**Task details**.
Pull every line with the word "実験医学" out of the entries below.
------ Information supplied ------
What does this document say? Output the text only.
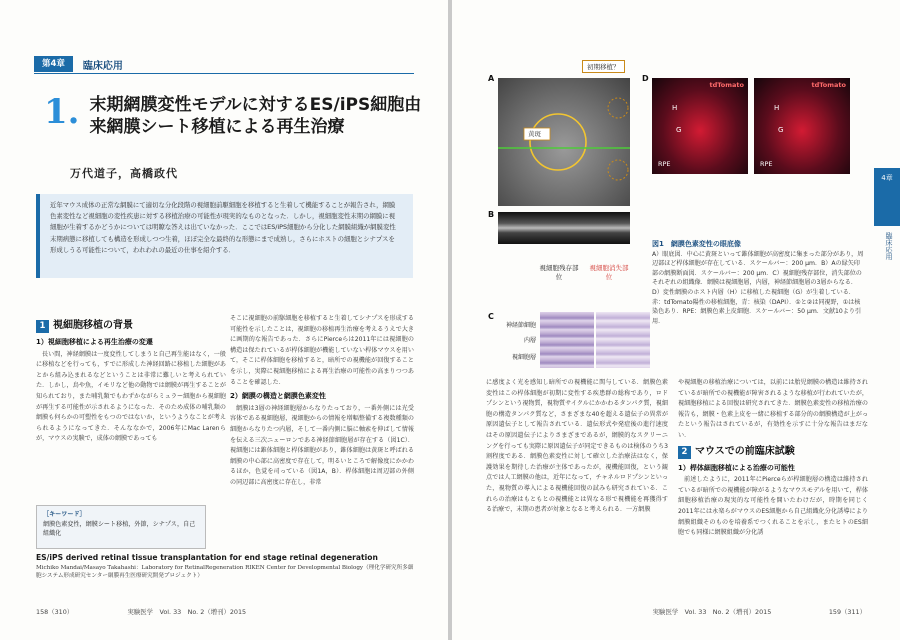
第4章	臨床応用
1. 末期網膜変性モデルに対するES/iPS細胞由来網膜シート移植による再生治療
万代道子，高橋政代
近年マウス成体の正常な網膜にて適切な分化段階の視細胞前駆細胞を移植すると生着して機能することが報告され，網膜色素変性など視細胞の変性疾患に対する移植治療の可能性が現実的なものとなった．しかし，視細胞変性末期の網膜に視細胞が生着するかどうかについては明瞭な答えは出ていなかった．ここではES/iPS細胞から分化した網膜組織が網膜変性末期病態に移植しても構造を形成しつつ生着，ほぼ完全な最終的な形態にまで成熟し，さらにホストの細胞とシナプスを形成しうる可能性について，われわれの最近の仕事を紹介する．
1 視細胞移植の背景
1）視細胞移植による再生治療の変遷

長い間，神経網膜は一度変性してしまうと自己再生能はなく，一般に移植などを行っても，すでに形成した神経回路に移植した細胞があとから組み込まれるなどということは非常に難しいと考えられていた．しかし，鳥や魚，イモリなど他の動物では網膜が再生することが知られており，また哺乳類でもわずかながらミュラー細胞から視細胞が再生する可能性が示されるようになった．そのため成体の哺乳類の網膜も何らかの可塑性をもつのではないか，というようなことが考えられるようになってきた．そんななかで，2006年にMac Larenらが，マウスの実験で，成体の網膜であっても

そこに視細胞の前駆細胞を移植すると生着してシナプスを形成する可能性を示したことは，視細胞の移植再生治療を考えるうえで大きに画期的な報告であった．さらにPierceらは2011年には視細胞の構造は保たれているが桿体細胞が機能していない桿体マウスを用いて，そこに桿体細胞を移植すると，暗所での視機能が回復することを示し，実際に視細胞移植による再生治療の可能性の高まりつつあることを確認した．

2）網膜の構造と網膜色素変性

網膜は3層の神経細胞層からなりたっており，一番外側には光受容体である視細胞層，視細胞からの情報を増幅整備する複数種類の細胞からなりたつ内層，そして一番内側に脳に軸索を伸ばして情報を伝える三次ニューロンである神経節細胞層が存在する（図1C）．視細胞には錐体細胞と桿体細胞があり，錐体細胞は黄斑と呼ばれる網膜の中心部に高密度で存在して，明るいところで解像度にかかわるほか，色覚を司っている（図1A，B）．桿体細胞は周辺部の外側の同辺部に高密度に存在し，非常

［キーワード］
網膜色素変性，網膜シート移植，外節，シナプス，自己組織化
ES/iPS derived retinal tissue transplantation for end stage retinal degeneration
Michiko Mandai/Masayo Takahashi：Laboratory for RetinalRegeneration RIKEN Center for Developmental Biology（理化学研究所多細胞システム形成研究センター網膜再生医療研究開発プロジェクト）
158（310）　　　　　　　　　実験医学　Vol. 33　No. 2（増刊）2015
A
黄斑
初期移植？
B
視細胞残存部位
視細胞消失部位
C
神経節細胞
内層
視細胞層
D
tdTomato
H
G
RPE
tdTomato
H
G
RPE
図1　網膜色素変性の眼底像
A）眼底図．中心に黄斑といって錐体細胞が高密度に集まった部分があり，周辺部ほど桿体細胞が存在している．スケールバー：200 µm．B）Aの緑矢印部の網膜断面図．スケールバー：200 µm．C）視細胞残存部位，消失部位のそれぞれの組織像．網膜は視細胞層，内層，神経節細胞層の3層からなる．D）変性網膜のホスト内層（H）に移植した視細胞（G）が生着している．赤：tdTomato陽性の移植細胞，青：核染（DAPI）．①と②は同視野，①は核染色あり．RPE：網膜色素上皮細胞．スケールバー：50 µm．文献10より引用．

に感度よく光を感知し暗所での視機能に関与している．網膜色素変性はこの桿体細胞が初期に変性する疾患群の総称であり，ロドプシンという視物質，視物質サイクルにかかわるタンパク質，視細胞の構造タンパク質など，さまざまな40を超える遺伝子の異常が原因遺伝子として報告されている．遺伝形式や発症後の進行速度はその原因遺伝子によりさまざまであるが，網膜的なスクリーニングを行っても実際に原因遺伝子が同定できるものは検体のうち3割程度である．網膜色素変性に対して確立した治療法はなく，保護効果を期待した治療が主体であったが，視機能回復，という観点では人工網膜の他は，近年になって，チャネルロドプシンといった，視物質の導入による視機能回復の試みも研究されている．これらの治療はもともとの視機能とは異なる形で視機能を再獲得する治療で，末期の患者が対象となると考えられる．一方網膜

や視細胞の移植治療については，以前には胎児網膜の構造は維持されているが暗所での視機能が障害されるような移植が行われていたが，視細胞移植による回復は研究されてきた．網膜色素変性の移植治療の報告も，網膜・色素上皮を一緒に移植する部分的の網膜構造が上がったという報告はされているが，有効性を示すに十分な報告はまだない．

2 マウスでの前臨床試験
1）桿体細胞移植による治療の可能性

前述したように，2011年にPierceらが桿細胞層の構造は維持されているが暗所での視機能が障がるようなマウスモデルを用いて，桿体細胞移植治療の現実的な可能性を開いたわけだが，時期を同じく2011年には永楽らがマウスのES細胞から自己組織化分化誘導により網膜組織そのものを培養系でつくれることを示し，またヒトのES細胞でも同様に網膜組織が分化誘

4章
臨床応用
実験医学　Vol. 33　No. 2（増刊）2015　　　　　　　　　159（311）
------
**Output**.
158（310）　　　　　　　　　実験医学　Vol. 33　No. 2（増刊）2015
実験医学　Vol. 33　No. 2（増刊）2015　　　　　　　　　159（311）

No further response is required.